PROMPT:
For each line below that contains the string "JSON", copy that line.

## BEGIN DATA PROVIDED

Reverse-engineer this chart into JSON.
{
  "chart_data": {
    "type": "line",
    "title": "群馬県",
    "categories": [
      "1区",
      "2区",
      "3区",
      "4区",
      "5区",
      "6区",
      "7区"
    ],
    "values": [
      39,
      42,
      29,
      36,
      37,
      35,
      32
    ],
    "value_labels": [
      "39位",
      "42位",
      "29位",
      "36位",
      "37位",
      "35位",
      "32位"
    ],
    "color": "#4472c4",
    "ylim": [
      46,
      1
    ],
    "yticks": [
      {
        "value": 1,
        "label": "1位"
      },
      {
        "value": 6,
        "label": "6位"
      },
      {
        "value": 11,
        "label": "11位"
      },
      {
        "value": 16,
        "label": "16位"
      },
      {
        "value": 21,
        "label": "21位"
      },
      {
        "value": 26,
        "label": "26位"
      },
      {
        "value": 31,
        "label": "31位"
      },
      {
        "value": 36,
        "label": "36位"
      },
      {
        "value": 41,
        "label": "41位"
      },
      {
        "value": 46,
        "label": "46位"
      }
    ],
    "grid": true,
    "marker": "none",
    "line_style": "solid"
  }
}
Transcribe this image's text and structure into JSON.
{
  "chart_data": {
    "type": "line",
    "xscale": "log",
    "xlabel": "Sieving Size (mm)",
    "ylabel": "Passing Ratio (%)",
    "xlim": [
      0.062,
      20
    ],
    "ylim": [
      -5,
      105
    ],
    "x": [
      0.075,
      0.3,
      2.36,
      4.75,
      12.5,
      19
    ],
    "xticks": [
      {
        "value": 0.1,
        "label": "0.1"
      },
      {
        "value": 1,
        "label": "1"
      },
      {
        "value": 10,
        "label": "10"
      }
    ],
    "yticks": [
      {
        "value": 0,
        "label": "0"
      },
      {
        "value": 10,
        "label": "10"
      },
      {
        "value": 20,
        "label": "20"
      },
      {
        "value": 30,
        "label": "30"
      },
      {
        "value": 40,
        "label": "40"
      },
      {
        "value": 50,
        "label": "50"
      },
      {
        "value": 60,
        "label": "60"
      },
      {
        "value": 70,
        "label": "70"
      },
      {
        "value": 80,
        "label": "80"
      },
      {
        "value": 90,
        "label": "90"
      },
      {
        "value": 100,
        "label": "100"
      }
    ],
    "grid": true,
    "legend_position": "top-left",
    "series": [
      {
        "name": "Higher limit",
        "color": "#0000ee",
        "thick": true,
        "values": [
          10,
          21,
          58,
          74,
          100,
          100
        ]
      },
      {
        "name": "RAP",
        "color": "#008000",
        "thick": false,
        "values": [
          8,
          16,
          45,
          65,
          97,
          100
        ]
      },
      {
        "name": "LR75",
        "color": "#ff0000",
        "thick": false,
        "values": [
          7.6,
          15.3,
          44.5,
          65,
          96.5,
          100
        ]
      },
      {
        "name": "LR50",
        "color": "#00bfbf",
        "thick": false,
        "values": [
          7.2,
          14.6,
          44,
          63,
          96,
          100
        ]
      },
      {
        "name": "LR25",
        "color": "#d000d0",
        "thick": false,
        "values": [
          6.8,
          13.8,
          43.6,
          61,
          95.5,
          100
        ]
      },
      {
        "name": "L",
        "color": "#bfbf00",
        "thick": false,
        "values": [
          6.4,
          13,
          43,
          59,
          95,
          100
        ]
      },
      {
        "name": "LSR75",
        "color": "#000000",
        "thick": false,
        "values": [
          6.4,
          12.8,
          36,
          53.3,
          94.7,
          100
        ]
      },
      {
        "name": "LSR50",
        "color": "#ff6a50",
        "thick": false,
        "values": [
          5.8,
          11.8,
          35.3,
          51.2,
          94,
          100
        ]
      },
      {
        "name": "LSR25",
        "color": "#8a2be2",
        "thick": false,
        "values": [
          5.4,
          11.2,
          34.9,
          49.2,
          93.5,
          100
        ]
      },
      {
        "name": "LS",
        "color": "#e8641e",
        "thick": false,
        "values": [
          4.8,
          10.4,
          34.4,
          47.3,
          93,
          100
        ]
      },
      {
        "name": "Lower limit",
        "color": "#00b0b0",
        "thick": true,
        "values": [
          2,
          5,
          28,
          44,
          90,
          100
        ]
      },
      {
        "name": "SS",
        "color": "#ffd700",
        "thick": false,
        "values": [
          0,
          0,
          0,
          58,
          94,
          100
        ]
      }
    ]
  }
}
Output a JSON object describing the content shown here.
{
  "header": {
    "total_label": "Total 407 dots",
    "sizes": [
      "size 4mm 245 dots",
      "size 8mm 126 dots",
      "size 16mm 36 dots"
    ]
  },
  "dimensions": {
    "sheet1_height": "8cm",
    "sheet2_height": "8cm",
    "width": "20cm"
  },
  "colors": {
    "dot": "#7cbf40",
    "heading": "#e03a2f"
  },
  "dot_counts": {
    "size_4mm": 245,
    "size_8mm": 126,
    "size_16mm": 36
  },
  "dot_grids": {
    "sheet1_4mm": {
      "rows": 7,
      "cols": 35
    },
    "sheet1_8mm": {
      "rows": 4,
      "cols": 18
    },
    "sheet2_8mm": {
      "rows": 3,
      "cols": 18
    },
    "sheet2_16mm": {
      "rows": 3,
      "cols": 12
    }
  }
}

## END DATA PROVIDED

OUTPUT BELOW:
Reverse-engineer this chart into JSON.
Transcribe this image's text and structure into JSON.
Output a JSON object describing the content shown here.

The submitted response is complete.